Requirement. Transcribe exactly the lines from the one containing "Transcribe the text in this document." through the end of the data, both included. Leave out pictures.
*** Records supplied ***
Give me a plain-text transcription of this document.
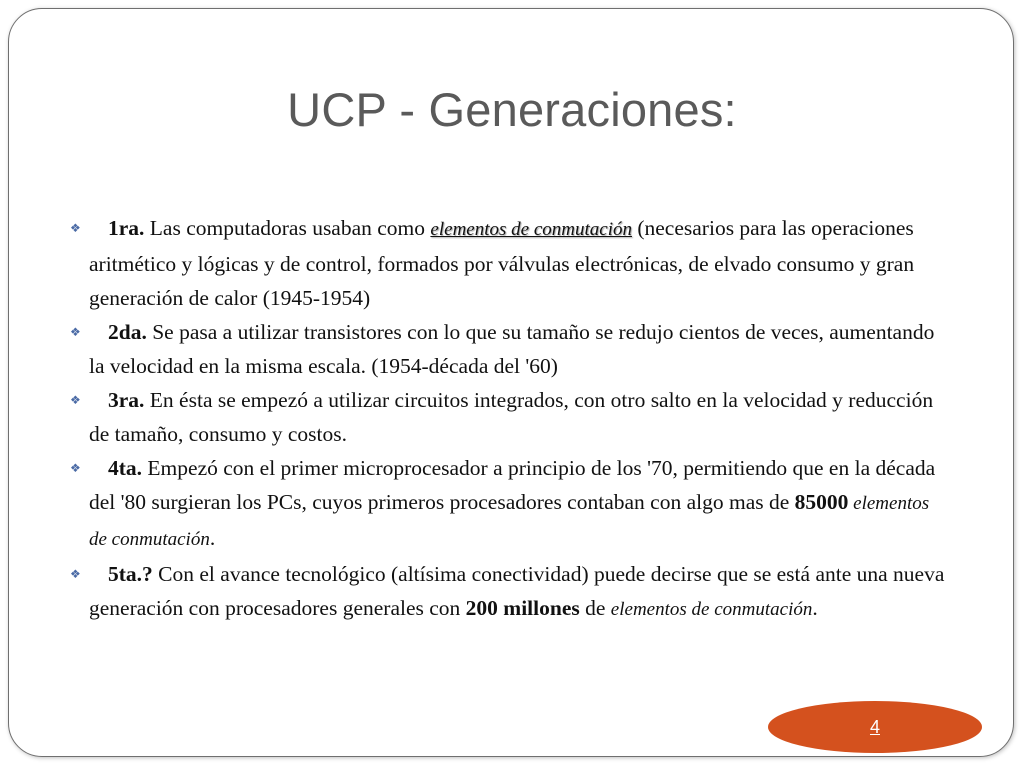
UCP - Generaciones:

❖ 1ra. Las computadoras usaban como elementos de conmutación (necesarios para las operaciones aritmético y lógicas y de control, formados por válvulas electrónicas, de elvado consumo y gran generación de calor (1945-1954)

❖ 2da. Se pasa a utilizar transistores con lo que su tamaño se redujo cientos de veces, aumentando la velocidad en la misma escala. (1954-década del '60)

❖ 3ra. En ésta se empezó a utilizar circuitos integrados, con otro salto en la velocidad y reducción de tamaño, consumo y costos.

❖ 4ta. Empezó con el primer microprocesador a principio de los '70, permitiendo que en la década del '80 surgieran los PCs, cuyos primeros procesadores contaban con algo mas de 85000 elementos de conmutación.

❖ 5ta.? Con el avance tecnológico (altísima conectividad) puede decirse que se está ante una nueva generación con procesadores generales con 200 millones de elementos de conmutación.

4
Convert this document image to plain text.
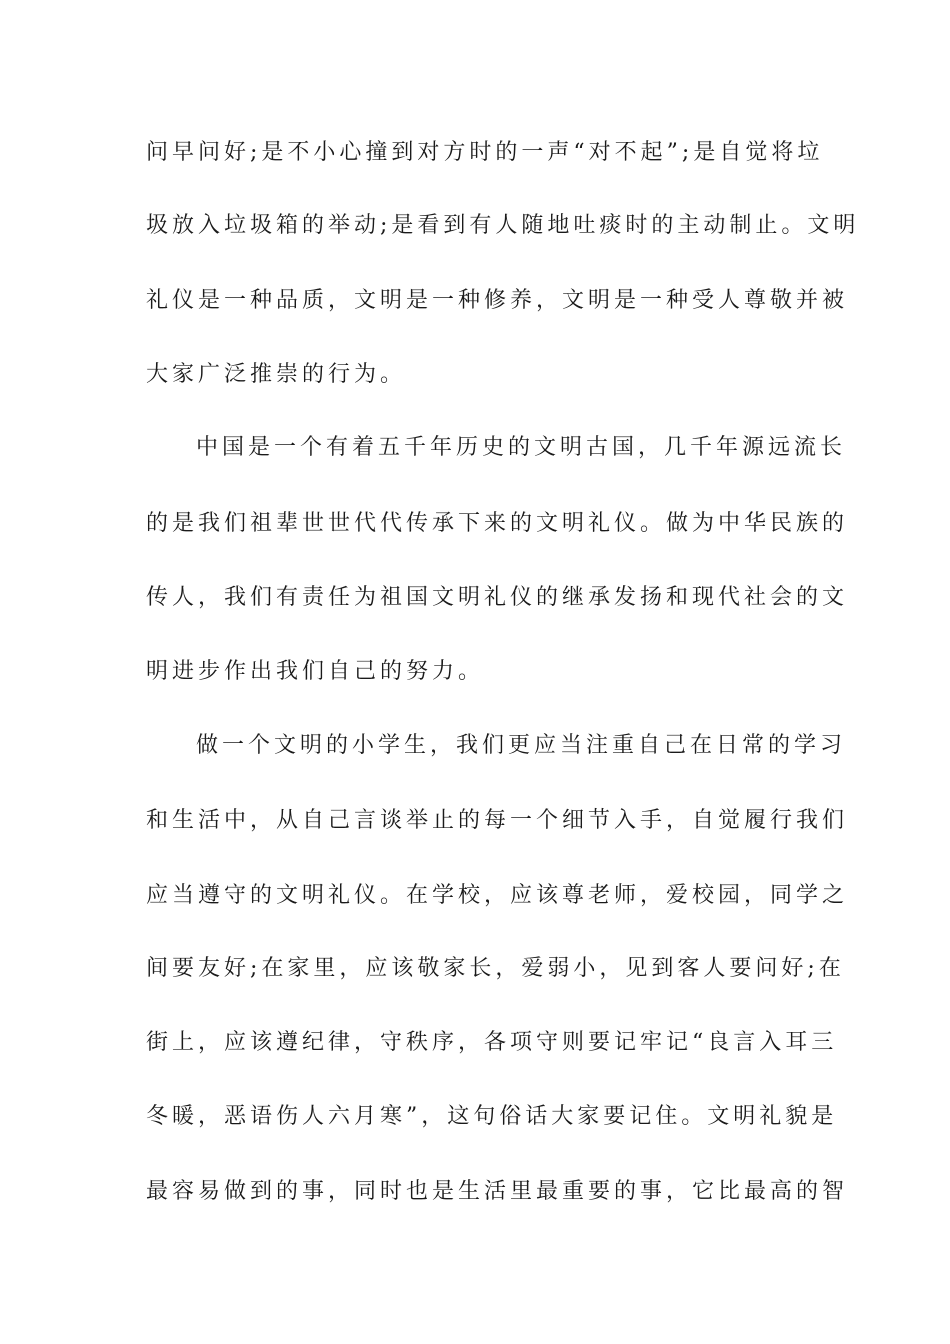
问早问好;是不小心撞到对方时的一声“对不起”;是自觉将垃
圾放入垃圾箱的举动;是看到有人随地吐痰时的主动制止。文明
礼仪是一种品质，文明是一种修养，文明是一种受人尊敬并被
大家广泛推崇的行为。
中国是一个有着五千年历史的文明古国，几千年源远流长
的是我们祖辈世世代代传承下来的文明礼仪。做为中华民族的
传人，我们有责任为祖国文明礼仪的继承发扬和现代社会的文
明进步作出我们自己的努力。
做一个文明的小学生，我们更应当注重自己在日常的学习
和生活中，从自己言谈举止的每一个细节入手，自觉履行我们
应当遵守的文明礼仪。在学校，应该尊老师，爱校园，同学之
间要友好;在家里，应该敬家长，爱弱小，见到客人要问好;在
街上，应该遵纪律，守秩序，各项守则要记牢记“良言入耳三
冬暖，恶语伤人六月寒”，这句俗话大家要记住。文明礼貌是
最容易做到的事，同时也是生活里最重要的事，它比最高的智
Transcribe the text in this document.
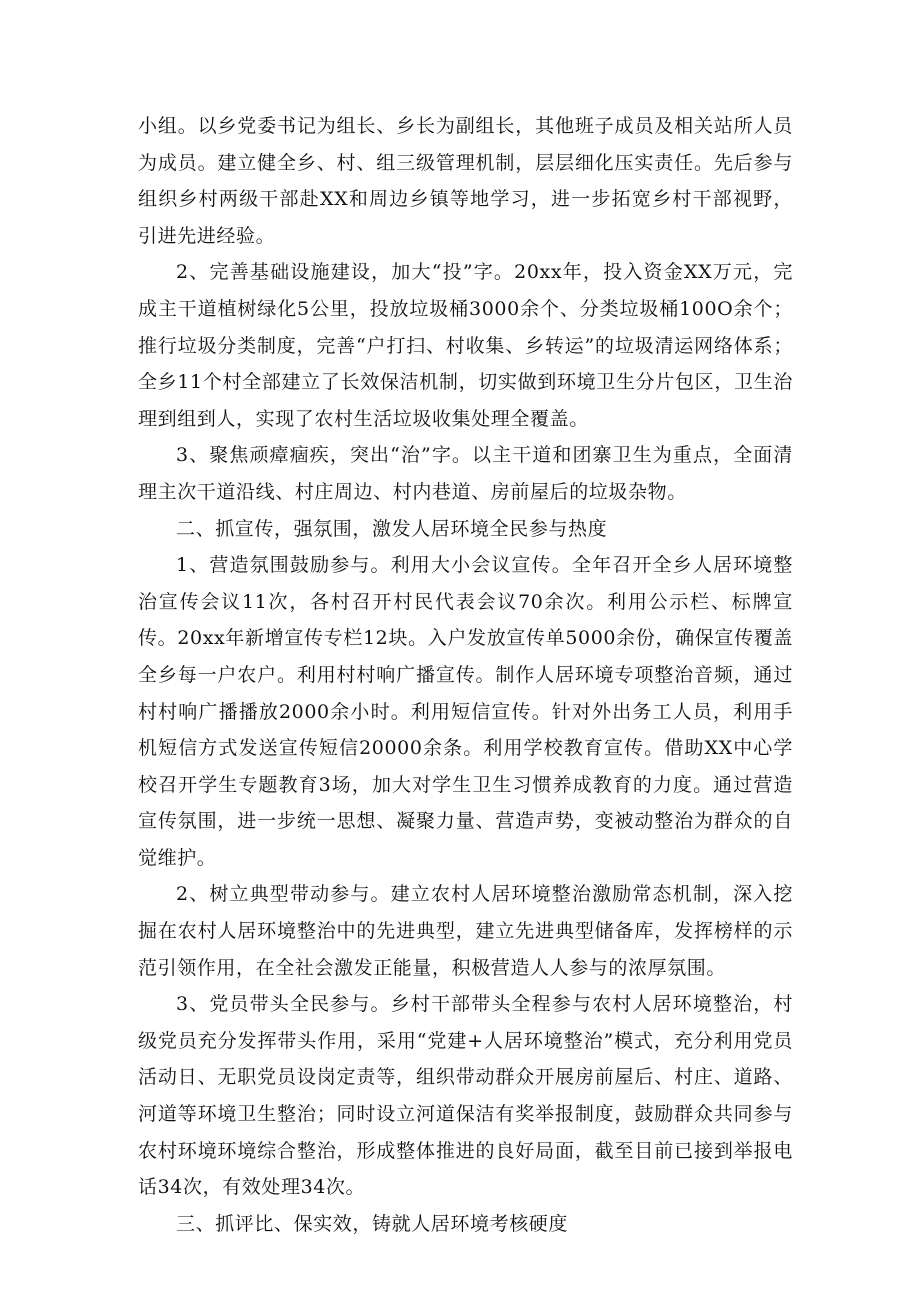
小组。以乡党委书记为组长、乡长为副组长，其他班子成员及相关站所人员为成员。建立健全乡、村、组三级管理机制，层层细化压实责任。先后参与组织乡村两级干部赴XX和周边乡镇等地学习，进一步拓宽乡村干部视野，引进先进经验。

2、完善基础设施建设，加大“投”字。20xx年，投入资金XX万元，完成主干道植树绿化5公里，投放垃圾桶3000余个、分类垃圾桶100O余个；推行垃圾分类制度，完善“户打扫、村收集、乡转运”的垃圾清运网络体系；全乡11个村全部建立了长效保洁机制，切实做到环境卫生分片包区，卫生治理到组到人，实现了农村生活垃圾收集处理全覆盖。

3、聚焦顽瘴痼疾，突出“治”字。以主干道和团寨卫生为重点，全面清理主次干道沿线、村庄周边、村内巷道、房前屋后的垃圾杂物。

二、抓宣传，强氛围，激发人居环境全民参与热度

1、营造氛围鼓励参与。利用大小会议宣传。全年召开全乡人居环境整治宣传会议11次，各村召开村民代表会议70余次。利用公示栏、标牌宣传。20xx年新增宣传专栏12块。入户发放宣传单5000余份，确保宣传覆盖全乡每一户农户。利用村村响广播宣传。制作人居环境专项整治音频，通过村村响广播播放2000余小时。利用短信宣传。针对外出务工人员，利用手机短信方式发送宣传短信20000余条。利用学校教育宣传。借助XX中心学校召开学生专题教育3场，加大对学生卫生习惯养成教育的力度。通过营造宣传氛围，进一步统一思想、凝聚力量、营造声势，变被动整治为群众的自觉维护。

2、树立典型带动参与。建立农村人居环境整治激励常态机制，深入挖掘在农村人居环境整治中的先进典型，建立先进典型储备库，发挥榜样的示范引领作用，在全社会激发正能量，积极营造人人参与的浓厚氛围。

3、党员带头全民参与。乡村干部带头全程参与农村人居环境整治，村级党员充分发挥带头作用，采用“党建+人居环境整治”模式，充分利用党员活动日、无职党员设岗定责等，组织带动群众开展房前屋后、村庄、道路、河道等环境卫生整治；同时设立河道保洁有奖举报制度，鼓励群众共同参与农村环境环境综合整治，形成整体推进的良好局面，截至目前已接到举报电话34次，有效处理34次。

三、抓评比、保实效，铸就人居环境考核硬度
***
Worked solution.
Transcribe the text in this document.
小组。以乡党委书记为组长、乡长为副组长，其他班子成员及相关站所人员为成员。建立健全乡、村、组三级管理机制，层层细化压实责任。先后参与组织乡村两级干部赴XX和周边乡镇等地学习，进一步拓宽乡村干部视野，引进先进经验。

2、完善基础设施建设，加大“投”字。20xx年，投入资金XX万元，完成主干道植树绿化5公里，投放垃圾桶3000余个、分类垃圾桶100O余个；推行垃圾分类制度，完善“户打扫、村收集、乡转运”的垃圾清运网络体系；全乡11个村全部建立了长效保洁机制，切实做到环境卫生分片包区，卫生治理到组到人，实现了农村生活垃圾收集处理全覆盖。

3、聚焦顽瘴痼疾，突出“治”字。以主干道和团寨卫生为重点，全面清理主次干道沿线、村庄周边、村内巷道、房前屋后的垃圾杂物。

二、抓宣传，强氛围，激发人居环境全民参与热度

1、营造氛围鼓励参与。利用大小会议宣传。全年召开全乡人居环境整治宣传会议11次，各村召开村民代表会议70余次。利用公示栏、标牌宣传。20xx年新增宣传专栏12块。入户发放宣传单5000余份，确保宣传覆盖全乡每一户农户。利用村村响广播宣传。制作人居环境专项整治音频，通过村村响广播播放2000余小时。利用短信宣传。针对外出务工人员，利用手机短信方式发送宣传短信20000余条。利用学校教育宣传。借助XX中心学校召开学生专题教育3场，加大对学生卫生习惯养成教育的力度。通过营造宣传氛围，进一步统一思想、凝聚力量、营造声势，变被动整治为群众的自觉维护。

2、树立典型带动参与。建立农村人居环境整治激励常态机制，深入挖掘在农村人居环境整治中的先进典型，建立先进典型储备库，发挥榜样的示范引领作用，在全社会激发正能量，积极营造人人参与的浓厚氛围。

3、党员带头全民参与。乡村干部带头全程参与农村人居环境整治，村级党员充分发挥带头作用，采用“党建+人居环境整治”模式，充分利用党员活动日、无职党员设岗定责等，组织带动群众开展房前屋后、村庄、道路、河道等环境卫生整治；同时设立河道保洁有奖举报制度，鼓励群众共同参与农村环境环境综合整治，形成整体推进的良好局面，截至目前已接到举报电话34次，有效处理34次。

三、抓评比、保实效，铸就人居环境考核硬度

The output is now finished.